### The problem
Reproduce the records word for word, starting from their first line and ending after the line that contains "data-label: 21.36% — [97, 111, 137, 123]".

### Element box annotations
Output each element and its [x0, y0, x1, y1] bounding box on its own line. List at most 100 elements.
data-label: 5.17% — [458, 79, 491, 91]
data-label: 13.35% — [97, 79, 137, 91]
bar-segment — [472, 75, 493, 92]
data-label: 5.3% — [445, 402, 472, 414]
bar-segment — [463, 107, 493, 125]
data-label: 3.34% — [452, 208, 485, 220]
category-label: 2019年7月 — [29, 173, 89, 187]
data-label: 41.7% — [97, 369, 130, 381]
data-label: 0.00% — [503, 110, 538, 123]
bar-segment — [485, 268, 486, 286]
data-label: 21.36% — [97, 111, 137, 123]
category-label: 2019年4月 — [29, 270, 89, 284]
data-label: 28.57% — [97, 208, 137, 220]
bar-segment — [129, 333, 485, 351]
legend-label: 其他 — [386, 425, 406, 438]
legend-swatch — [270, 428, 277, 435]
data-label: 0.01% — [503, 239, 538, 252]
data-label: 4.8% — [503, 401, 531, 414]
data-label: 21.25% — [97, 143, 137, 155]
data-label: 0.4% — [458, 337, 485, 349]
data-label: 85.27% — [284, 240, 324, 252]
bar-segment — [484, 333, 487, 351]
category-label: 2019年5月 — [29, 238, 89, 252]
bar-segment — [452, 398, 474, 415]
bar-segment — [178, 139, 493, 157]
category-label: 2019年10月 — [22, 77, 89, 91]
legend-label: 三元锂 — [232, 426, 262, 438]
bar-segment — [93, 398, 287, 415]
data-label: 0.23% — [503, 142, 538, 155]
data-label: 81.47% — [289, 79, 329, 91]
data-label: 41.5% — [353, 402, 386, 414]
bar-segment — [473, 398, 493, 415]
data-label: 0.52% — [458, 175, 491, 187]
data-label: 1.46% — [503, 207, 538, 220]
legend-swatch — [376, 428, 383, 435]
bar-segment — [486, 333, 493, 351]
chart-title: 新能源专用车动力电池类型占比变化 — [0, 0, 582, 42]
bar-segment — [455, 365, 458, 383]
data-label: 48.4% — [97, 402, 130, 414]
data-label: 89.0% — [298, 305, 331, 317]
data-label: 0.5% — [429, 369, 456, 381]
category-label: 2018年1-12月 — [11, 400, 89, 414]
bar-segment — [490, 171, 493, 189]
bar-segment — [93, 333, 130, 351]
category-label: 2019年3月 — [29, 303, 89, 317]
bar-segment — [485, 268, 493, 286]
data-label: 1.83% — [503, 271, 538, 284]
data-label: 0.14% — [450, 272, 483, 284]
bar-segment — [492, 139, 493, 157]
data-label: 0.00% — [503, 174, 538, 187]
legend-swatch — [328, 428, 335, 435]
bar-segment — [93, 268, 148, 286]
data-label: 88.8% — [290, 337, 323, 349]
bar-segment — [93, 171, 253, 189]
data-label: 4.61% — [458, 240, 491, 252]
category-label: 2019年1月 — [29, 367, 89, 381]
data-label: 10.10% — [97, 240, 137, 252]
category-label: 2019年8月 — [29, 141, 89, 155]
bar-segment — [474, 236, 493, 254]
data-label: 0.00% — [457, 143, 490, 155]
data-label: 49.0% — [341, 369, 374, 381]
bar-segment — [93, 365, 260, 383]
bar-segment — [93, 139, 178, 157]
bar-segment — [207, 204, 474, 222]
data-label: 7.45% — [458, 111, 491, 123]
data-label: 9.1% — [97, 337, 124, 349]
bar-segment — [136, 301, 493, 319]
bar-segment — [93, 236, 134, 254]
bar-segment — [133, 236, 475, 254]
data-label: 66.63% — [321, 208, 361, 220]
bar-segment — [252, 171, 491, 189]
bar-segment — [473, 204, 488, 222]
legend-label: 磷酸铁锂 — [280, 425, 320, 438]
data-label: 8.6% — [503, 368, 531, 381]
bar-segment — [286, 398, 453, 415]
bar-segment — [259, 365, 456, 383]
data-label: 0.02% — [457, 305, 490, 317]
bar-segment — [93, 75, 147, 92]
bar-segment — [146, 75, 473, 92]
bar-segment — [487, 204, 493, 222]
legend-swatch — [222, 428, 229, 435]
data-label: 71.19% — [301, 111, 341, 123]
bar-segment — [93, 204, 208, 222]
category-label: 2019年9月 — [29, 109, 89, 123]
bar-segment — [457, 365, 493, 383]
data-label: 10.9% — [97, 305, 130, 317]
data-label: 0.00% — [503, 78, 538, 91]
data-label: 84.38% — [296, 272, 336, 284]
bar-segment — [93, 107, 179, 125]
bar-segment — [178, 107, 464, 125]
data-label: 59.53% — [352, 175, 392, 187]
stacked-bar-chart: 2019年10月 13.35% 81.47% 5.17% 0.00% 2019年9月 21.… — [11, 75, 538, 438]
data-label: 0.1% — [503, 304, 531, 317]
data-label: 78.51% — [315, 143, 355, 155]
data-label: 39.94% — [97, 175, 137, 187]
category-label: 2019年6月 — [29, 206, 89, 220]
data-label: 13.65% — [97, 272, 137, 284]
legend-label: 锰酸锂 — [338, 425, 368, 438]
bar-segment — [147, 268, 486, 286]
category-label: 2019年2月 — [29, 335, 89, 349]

### Output of the task
Output each element and its [x0, y0, x1, y1] bounding box on its own line. List at most 100 elements.
data-label: 5.17% — [458, 79, 491, 91]
data-label: 13.35% — [97, 79, 137, 91]
bar-segment — [472, 75, 493, 92]
data-label: 5.3% — [445, 402, 472, 414]
bar-segment — [463, 107, 493, 125]
data-label: 3.34% — [452, 208, 485, 220]
category-label: 2019年7月 — [29, 173, 89, 187]
data-label: 41.7% — [97, 369, 130, 381]
data-label: 0.00% — [503, 110, 538, 123]
bar-segment — [485, 268, 486, 286]
data-label: 21.36% — [97, 111, 137, 123]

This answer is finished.